>>

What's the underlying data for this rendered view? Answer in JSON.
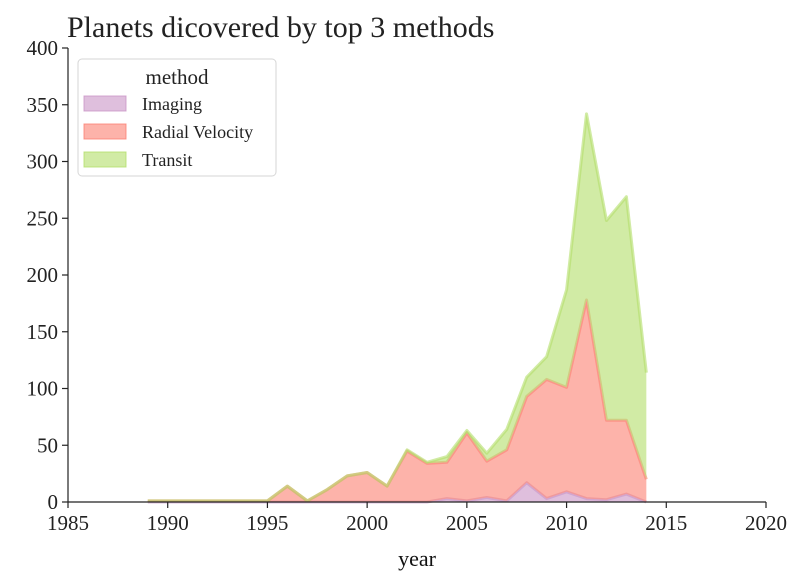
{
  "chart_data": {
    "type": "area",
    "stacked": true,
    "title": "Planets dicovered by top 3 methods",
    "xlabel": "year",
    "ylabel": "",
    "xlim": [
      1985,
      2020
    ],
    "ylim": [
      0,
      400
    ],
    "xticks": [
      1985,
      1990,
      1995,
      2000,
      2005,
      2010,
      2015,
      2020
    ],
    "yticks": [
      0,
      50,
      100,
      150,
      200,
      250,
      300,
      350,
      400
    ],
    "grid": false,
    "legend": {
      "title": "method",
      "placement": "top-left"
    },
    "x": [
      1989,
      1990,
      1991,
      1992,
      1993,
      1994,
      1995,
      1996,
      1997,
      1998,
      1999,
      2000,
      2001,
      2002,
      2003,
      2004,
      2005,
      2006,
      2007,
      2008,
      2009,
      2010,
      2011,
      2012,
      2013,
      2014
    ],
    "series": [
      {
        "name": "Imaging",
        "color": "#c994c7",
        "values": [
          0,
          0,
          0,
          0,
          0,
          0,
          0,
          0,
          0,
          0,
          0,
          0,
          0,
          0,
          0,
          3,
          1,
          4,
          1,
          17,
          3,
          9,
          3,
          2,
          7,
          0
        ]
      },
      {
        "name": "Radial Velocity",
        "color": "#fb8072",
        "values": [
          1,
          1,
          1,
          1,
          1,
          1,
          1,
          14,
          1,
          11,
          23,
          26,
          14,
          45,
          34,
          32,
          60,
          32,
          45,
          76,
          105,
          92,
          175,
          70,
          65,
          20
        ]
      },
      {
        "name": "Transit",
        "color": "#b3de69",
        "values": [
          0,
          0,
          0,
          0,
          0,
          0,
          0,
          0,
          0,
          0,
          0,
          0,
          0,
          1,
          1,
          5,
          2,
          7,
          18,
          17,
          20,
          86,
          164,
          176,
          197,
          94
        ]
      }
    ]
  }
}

<<

Extract the full listing exactly, with the pictures left out.

What's the underlying data for this rendered view? Answer in JSON.
{
  "chart_data": {
    "type": "area",
    "stacked": true,
    "title": "Planets dicovered by top 3 methods",
    "xlabel": "year",
    "ylabel": "",
    "xlim": [
      1985,
      2020
    ],
    "ylim": [
      0,
      400
    ],
    "xticks": [
      1985,
      1990,
      1995,
      2000,
      2005,
      2010,
      2015,
      2020
    ],
    "yticks": [
      0,
      50,
      100,
      150,
      200,
      250,
      300,
      350,
      400
    ],
    "grid": false,
    "legend": {
      "title": "method",
      "placement": "top-left"
    },
    "x": [
      1989,
      1990,
      1991,
      1992,
      1993,
      1994,
      1995,
      1996,
      1997,
      1998,
      1999,
      2000,
      2001,
      2002,
      2003,
      2004,
      2005,
      2006,
      2007,
      2008,
      2009,
      2010,
      2011,
      2012,
      2013,
      2014
    ],
    "series": [
      {
        "name": "Imaging",
        "color": "#c994c7",
        "values": [
          0,
          0,
          0,
          0,
          0,
          0,
          0,
          0,
          0,
          0,
          0,
          0,
          0,
          0,
          0,
          3,
          1,
          4,
          1,
          17,
          3,
          9,
          3,
          2,
          7,
          0
        ]
      },
      {
        "name": "Radial Velocity",
        "color": "#fb8072",
        "values": [
          1,
          1,
          1,
          1,
          1,
          1,
          1,
          14,
          1,
          11,
          23,
          26,
          14,
          45,
          34,
          32,
          60,
          32,
          45,
          76,
          105,
          92,
          175,
          70,
          65,
          20
        ]
      },
      {
        "name": "Transit",
        "color": "#b3de69",
        "values": [
          0,
          0,
          0,
          0,
          0,
          0,
          0,
          0,
          0,
          0,
          0,
          0,
          0,
          1,
          1,
          5,
          2,
          7,
          18,
          17,
          20,
          86,
          164,
          176,
          197,
          94
        ]
      }
    ]
  }
}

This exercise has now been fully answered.